Aim of the task
Give the entries back exactly, dropping each image.

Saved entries
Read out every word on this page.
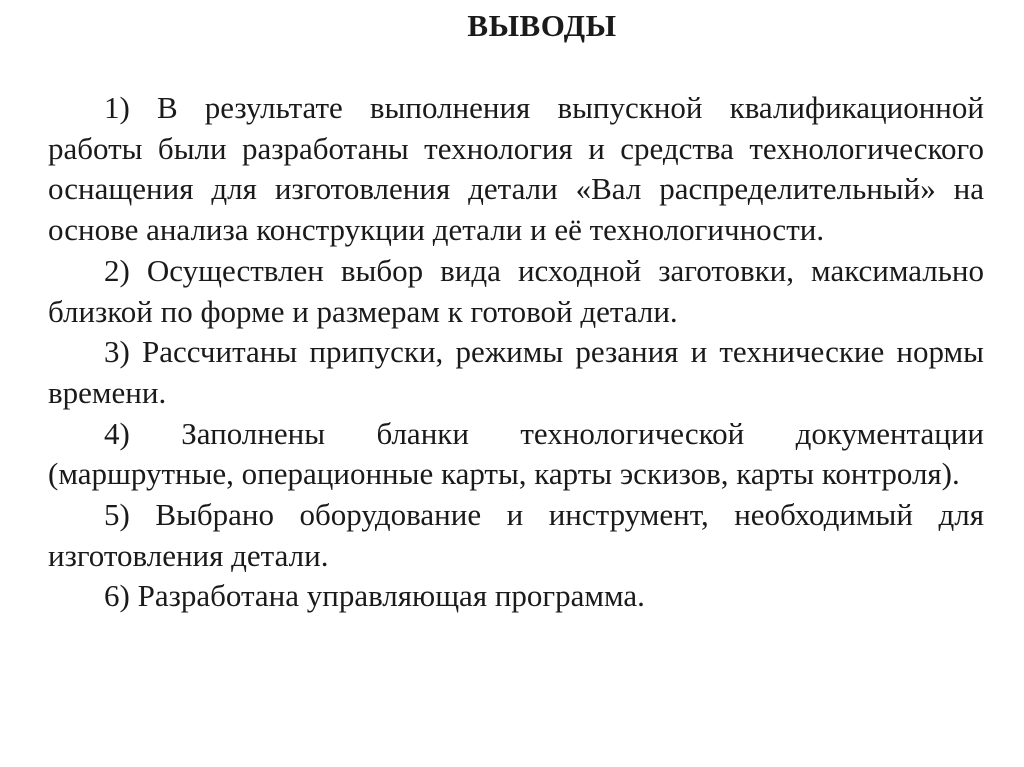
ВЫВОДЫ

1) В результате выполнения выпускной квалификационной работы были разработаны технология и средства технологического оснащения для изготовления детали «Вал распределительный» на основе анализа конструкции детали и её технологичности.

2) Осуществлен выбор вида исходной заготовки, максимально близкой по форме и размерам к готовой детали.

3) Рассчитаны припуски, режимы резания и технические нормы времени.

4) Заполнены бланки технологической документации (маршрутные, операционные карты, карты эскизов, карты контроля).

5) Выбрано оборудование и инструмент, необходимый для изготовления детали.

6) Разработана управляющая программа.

Answer to the problem
Read out every word on this page.
ВЫВОДЫ

1) В результате выполнения выпускной квалификационной работы были разработаны технология и средства технологического оснащения для изготовления детали «Вал распределительный» на основе анализа конструкции детали и её технологичности.

2) Осуществлен выбор вида исходной заготовки, максимально близкой по форме и размерам к готовой детали.

3) Рассчитаны припуски, режимы резания и технические нормы времени.

4) Заполнены бланки технологической документации (маршрутные, операционные карты, карты эскизов, карты контроля).

5) Выбрано оборудование и инструмент, необходимый для изготовления детали.

6) Разработана управляющая программа.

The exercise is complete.